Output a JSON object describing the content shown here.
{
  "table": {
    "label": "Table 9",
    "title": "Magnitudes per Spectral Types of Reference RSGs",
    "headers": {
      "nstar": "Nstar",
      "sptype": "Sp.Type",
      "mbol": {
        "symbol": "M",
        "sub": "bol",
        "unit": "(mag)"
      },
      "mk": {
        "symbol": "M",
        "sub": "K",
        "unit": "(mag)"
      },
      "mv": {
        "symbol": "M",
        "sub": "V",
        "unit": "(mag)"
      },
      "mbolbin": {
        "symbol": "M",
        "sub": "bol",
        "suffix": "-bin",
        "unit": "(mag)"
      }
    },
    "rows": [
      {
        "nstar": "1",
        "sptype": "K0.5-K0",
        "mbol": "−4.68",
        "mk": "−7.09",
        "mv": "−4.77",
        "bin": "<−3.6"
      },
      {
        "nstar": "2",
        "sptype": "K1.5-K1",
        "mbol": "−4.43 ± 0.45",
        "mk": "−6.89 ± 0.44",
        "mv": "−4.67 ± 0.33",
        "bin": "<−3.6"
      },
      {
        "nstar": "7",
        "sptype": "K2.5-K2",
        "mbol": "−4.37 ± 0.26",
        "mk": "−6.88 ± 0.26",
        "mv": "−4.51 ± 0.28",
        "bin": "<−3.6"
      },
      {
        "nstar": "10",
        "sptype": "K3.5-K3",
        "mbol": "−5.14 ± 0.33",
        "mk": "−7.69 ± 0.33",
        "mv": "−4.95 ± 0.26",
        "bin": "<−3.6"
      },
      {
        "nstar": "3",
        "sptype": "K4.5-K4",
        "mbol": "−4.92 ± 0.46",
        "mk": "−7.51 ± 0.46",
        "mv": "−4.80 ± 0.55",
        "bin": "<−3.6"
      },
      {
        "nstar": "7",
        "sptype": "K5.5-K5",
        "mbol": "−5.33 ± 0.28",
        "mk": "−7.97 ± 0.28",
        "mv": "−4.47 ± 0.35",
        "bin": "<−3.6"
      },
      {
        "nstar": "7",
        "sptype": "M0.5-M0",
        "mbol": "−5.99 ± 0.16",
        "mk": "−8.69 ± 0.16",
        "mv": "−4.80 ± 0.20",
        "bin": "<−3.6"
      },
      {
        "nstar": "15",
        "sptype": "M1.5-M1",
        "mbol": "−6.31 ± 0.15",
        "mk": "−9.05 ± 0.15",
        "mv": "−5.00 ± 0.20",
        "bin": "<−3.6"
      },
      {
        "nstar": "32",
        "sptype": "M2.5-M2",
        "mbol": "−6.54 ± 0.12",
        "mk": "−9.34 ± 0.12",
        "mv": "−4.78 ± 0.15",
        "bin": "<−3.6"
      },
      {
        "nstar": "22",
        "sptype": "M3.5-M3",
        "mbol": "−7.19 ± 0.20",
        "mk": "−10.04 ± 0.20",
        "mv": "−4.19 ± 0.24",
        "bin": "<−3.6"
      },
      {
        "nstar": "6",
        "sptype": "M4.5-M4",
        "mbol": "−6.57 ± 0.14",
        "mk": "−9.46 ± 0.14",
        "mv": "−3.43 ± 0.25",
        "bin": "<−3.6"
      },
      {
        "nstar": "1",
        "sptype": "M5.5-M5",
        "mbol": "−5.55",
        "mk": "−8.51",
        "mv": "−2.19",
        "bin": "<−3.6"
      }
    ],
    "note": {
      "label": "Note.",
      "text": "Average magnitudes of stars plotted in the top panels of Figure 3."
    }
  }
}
--
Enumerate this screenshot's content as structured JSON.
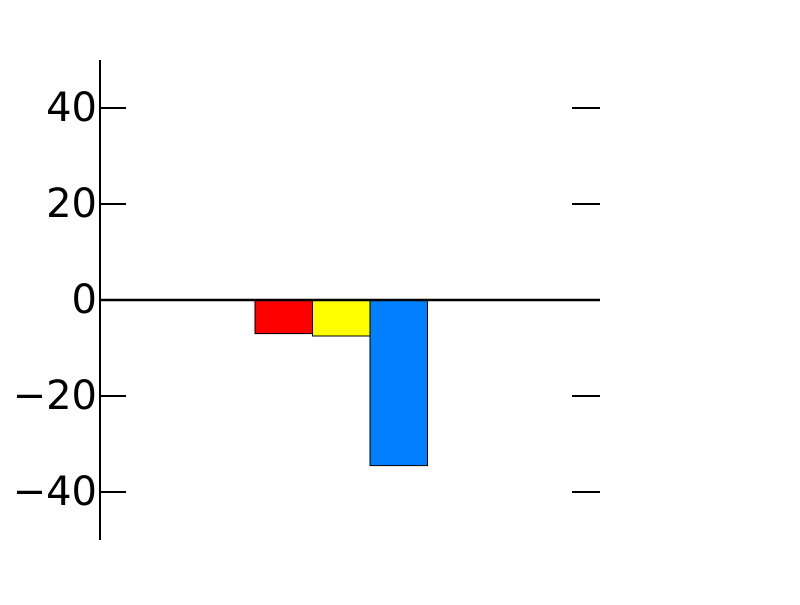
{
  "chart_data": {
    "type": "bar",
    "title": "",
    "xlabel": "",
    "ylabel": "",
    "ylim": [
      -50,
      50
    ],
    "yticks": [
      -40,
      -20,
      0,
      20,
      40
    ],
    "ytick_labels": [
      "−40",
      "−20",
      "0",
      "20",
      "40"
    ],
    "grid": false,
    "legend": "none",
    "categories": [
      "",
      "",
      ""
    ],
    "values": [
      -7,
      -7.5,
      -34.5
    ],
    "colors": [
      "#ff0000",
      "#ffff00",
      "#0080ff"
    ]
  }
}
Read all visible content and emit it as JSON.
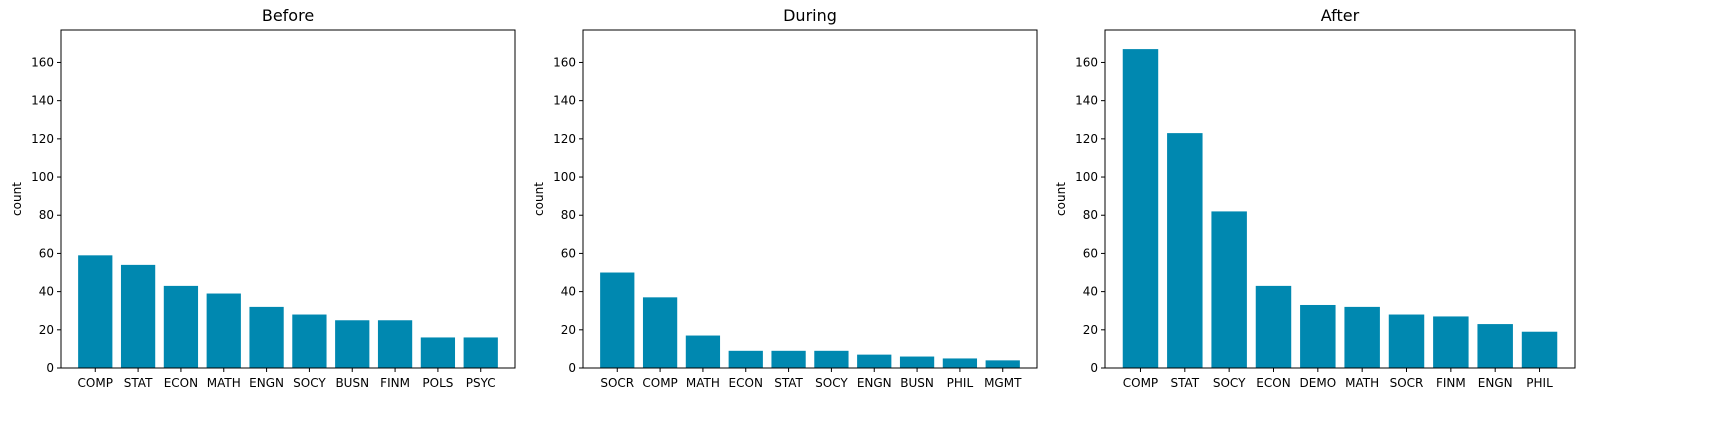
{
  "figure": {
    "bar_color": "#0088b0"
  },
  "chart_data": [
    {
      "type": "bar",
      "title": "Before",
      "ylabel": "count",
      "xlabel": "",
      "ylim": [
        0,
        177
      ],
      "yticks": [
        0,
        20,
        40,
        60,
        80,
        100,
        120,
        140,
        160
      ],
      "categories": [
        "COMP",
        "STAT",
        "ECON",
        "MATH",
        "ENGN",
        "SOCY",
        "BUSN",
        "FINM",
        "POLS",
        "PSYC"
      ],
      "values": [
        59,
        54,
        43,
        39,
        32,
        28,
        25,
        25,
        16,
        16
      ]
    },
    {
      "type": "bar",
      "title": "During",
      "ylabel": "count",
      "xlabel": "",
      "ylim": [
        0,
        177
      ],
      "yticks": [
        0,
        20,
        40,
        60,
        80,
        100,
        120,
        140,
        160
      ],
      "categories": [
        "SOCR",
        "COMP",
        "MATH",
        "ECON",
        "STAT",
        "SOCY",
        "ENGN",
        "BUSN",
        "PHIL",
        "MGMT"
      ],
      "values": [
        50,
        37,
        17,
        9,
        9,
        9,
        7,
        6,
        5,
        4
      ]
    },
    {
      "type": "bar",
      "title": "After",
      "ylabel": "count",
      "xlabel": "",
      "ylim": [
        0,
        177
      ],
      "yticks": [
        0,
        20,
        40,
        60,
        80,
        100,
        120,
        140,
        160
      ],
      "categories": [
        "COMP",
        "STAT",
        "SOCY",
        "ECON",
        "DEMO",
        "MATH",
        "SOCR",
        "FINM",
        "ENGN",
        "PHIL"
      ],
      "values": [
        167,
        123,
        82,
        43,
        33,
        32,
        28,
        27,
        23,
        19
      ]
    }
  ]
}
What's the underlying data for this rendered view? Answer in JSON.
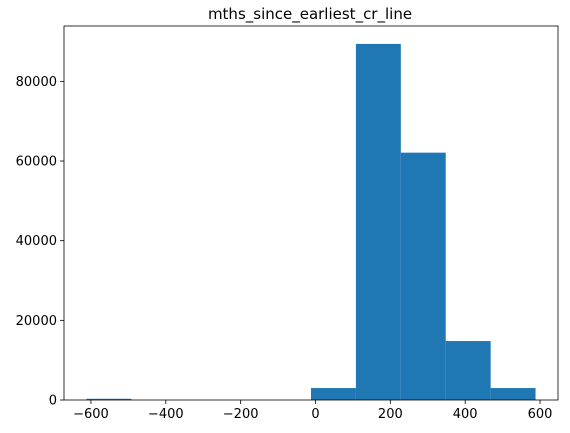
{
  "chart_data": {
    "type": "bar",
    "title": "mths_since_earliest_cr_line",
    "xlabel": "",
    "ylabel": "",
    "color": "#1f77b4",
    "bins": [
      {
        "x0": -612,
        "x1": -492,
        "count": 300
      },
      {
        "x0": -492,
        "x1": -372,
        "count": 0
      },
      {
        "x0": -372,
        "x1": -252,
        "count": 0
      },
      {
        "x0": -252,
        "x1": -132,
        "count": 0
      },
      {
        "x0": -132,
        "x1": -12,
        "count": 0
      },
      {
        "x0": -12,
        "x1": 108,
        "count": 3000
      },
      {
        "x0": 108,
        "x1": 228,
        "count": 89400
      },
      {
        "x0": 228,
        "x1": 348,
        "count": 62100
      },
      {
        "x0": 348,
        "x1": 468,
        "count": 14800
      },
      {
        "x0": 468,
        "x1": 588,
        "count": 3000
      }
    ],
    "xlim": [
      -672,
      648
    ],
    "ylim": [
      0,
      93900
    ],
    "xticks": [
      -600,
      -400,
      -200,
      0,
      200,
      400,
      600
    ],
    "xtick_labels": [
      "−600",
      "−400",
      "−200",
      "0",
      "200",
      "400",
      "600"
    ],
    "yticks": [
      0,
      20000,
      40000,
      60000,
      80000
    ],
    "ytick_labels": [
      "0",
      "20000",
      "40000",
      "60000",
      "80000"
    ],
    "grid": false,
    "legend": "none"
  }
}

Task goal: Copy, from the material, each line that holds the string "content".

Output:
Output a JSON object describing the content shown here.
Enumerate this screenshot's content as structured JSON.
Read all visible content and emit it as JSON.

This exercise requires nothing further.